## Aim of the exercise
Where a line in the listing below contains the word "contributions", copy that line.

## Input

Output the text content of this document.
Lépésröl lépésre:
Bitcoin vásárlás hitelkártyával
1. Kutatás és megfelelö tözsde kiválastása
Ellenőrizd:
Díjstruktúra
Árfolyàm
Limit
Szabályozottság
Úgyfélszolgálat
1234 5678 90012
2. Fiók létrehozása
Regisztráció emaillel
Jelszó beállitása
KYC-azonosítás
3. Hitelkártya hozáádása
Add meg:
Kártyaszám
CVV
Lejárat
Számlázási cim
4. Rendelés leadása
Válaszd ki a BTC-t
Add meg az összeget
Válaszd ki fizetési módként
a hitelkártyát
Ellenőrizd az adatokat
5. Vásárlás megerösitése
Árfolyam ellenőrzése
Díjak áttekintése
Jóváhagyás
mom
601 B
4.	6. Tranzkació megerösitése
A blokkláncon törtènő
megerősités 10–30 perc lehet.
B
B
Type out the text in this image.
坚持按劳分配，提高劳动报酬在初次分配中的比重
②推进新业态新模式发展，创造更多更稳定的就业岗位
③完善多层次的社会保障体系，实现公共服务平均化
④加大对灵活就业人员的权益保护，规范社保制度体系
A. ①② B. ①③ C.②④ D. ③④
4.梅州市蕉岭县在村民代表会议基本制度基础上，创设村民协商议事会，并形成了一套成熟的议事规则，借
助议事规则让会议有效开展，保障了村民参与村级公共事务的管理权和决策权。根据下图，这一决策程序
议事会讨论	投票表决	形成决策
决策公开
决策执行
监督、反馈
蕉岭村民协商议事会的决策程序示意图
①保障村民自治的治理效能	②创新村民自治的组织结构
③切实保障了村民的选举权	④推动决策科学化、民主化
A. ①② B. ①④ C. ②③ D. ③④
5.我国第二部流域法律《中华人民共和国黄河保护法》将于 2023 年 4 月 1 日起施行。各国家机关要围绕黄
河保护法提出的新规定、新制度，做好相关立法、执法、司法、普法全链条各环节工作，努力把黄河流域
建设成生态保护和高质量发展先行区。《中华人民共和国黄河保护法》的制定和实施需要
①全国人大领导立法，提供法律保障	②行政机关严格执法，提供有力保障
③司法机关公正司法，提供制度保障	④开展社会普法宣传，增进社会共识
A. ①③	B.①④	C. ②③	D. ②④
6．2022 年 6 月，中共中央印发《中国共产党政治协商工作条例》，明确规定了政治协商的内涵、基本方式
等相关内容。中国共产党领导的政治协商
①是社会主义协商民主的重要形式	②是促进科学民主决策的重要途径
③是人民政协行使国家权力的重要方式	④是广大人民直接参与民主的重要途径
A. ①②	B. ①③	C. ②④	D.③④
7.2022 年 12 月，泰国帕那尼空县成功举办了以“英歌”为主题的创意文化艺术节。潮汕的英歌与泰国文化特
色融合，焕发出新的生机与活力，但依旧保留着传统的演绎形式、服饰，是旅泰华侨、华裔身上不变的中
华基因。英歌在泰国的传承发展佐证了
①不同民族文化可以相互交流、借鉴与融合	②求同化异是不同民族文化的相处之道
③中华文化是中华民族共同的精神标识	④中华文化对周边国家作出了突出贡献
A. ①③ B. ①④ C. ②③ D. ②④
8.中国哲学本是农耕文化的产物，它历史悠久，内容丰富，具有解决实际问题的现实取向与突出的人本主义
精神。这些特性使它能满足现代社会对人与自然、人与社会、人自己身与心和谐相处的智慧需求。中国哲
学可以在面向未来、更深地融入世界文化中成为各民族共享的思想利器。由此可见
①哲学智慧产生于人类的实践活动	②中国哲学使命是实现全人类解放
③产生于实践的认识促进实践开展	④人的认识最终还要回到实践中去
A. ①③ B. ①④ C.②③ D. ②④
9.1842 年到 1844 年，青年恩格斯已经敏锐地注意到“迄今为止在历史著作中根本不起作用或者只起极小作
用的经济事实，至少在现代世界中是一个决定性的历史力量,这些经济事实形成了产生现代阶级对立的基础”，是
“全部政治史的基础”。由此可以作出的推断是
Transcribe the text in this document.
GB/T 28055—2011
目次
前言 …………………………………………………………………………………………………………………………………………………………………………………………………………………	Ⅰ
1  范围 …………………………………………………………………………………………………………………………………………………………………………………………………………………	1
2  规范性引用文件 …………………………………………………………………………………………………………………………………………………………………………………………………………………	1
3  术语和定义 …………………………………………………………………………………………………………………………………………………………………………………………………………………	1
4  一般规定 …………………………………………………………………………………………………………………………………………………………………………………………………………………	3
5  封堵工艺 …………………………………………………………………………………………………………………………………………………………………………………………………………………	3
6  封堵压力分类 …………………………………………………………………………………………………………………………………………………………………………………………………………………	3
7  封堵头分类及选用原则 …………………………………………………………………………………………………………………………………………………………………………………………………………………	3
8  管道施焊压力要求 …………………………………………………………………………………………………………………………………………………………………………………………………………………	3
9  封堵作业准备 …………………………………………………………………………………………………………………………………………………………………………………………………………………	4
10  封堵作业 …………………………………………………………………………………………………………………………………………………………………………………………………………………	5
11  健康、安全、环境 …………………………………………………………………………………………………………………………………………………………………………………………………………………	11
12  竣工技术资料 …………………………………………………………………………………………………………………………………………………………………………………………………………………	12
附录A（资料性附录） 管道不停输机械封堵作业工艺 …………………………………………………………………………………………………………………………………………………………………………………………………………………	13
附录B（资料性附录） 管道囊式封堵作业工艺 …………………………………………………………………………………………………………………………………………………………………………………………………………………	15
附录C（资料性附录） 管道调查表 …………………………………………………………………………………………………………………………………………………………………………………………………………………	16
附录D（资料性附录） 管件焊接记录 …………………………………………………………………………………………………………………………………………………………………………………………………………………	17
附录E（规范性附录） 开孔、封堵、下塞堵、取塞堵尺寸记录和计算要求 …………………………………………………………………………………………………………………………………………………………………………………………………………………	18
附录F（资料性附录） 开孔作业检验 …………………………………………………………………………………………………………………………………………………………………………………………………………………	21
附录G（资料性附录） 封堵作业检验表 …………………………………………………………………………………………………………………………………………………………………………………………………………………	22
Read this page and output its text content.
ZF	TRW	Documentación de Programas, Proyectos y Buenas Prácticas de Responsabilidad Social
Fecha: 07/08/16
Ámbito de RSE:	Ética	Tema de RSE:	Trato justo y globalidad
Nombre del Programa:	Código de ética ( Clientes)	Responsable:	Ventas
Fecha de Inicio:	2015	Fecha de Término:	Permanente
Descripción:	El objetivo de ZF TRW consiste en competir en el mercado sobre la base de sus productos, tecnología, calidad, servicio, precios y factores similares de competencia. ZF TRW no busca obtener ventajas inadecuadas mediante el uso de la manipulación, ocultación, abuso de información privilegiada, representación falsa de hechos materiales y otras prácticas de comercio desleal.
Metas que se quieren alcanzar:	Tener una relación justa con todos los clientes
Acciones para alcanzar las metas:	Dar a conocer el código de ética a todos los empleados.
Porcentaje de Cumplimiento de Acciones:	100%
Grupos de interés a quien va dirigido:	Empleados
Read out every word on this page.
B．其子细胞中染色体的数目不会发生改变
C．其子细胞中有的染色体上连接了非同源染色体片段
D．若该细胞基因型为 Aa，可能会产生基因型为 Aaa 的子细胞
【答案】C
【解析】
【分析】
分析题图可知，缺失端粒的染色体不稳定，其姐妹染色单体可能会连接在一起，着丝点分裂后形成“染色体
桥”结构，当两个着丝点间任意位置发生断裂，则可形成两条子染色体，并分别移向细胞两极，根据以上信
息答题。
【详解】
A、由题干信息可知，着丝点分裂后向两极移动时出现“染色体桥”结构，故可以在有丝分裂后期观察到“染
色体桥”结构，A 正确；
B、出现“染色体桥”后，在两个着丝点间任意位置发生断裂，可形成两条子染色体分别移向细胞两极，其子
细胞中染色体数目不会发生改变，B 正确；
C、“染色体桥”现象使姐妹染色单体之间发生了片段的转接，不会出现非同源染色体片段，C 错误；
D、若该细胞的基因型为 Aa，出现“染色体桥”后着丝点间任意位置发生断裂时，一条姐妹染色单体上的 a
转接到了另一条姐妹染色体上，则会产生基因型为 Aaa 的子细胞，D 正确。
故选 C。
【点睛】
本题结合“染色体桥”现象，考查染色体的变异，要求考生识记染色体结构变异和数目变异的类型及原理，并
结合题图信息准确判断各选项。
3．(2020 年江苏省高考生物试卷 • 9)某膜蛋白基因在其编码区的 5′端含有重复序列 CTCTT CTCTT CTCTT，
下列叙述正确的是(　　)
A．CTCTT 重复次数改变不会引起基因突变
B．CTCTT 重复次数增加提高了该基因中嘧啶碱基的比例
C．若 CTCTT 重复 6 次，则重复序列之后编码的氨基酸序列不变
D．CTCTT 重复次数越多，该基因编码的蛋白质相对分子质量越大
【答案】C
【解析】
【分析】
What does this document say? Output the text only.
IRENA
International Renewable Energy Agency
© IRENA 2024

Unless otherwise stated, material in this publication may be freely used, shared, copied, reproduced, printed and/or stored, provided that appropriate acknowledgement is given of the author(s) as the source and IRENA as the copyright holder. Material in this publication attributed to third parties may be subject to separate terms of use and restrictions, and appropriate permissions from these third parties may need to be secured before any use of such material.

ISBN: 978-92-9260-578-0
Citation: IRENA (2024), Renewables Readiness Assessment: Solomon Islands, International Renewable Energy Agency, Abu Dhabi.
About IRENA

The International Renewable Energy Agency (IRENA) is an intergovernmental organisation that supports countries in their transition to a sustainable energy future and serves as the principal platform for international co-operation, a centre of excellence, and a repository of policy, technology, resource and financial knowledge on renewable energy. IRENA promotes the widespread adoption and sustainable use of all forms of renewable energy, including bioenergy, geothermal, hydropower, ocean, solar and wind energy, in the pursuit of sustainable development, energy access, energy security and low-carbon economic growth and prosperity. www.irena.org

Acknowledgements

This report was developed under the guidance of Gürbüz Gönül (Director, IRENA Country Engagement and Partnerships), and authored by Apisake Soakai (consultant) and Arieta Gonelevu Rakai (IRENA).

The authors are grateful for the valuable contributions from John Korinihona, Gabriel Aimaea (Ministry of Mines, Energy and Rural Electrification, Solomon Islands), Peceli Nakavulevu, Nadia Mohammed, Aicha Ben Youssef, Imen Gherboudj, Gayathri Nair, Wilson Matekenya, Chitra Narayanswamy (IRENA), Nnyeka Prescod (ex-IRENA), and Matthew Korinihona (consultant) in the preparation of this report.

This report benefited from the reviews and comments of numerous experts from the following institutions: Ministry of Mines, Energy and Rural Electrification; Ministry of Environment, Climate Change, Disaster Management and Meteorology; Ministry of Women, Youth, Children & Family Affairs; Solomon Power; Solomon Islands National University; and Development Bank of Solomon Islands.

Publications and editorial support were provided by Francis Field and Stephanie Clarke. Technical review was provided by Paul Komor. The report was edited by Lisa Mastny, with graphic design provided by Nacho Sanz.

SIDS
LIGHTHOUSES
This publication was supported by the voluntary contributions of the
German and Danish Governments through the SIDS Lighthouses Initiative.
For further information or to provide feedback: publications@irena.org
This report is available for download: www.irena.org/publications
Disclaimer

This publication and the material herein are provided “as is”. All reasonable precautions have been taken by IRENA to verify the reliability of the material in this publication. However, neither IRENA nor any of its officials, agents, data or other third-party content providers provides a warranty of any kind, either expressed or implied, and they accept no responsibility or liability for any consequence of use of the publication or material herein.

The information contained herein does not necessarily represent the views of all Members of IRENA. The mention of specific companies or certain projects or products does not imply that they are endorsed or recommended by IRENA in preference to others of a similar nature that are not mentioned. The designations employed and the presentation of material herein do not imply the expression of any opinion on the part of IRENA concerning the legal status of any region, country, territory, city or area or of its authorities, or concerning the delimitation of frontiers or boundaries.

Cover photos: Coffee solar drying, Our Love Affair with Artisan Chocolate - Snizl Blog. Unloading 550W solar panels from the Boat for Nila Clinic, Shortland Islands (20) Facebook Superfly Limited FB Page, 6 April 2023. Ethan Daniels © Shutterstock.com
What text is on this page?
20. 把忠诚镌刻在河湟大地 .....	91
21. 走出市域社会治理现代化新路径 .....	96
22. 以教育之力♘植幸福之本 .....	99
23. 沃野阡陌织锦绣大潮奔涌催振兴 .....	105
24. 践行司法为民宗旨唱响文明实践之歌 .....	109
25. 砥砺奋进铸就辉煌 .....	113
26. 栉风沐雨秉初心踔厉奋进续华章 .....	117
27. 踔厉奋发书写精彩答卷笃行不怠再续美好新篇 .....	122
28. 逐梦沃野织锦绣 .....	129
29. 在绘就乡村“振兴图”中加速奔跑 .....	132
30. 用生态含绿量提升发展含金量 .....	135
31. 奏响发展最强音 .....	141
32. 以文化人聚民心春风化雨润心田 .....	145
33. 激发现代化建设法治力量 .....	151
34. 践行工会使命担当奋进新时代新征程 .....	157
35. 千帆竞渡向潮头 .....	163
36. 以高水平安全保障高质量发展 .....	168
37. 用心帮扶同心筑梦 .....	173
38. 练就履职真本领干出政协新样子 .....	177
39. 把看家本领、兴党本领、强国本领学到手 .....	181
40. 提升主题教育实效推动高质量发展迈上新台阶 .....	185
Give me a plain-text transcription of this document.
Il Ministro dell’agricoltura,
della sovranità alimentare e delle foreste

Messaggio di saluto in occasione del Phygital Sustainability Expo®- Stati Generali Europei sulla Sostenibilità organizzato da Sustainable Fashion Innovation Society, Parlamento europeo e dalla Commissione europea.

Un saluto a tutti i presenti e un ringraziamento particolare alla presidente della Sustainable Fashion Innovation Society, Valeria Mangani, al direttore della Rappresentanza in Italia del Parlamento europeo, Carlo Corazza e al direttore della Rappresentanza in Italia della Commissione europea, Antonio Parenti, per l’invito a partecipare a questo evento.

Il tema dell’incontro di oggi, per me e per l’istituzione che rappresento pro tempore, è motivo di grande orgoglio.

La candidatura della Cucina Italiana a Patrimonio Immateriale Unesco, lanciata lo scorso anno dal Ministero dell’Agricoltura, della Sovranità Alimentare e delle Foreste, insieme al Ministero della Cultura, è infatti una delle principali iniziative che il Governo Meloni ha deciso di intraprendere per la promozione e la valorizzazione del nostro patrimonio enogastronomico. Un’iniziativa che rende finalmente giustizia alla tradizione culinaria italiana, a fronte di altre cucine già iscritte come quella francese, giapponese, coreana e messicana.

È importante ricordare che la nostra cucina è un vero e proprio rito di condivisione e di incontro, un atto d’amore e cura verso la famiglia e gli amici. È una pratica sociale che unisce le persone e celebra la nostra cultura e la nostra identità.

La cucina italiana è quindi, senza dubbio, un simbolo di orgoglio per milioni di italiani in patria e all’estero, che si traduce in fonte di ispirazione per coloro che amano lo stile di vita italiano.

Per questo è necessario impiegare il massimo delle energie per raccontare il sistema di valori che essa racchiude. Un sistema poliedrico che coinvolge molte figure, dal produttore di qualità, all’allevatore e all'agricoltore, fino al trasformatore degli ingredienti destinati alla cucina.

## Response below
The authors are grateful for the valuable contributions from John Korinihona, Gabriel Aimaea (Ministry of Mines, Energy and Rural Electrification, Solomon Islands), Peceli Nakavulevu, Nadia Mohammed, Aicha Ben Youssef, Imen Gherboudj, Gayathri Nair, Wilson Matekenya, Chitra Narayanswamy (IRENA), Nnyeka Prescod (ex-IRENA), and Matthew Korinihona (consultant) in the preparation of this report.
This publication was supported by the voluntary contributions of the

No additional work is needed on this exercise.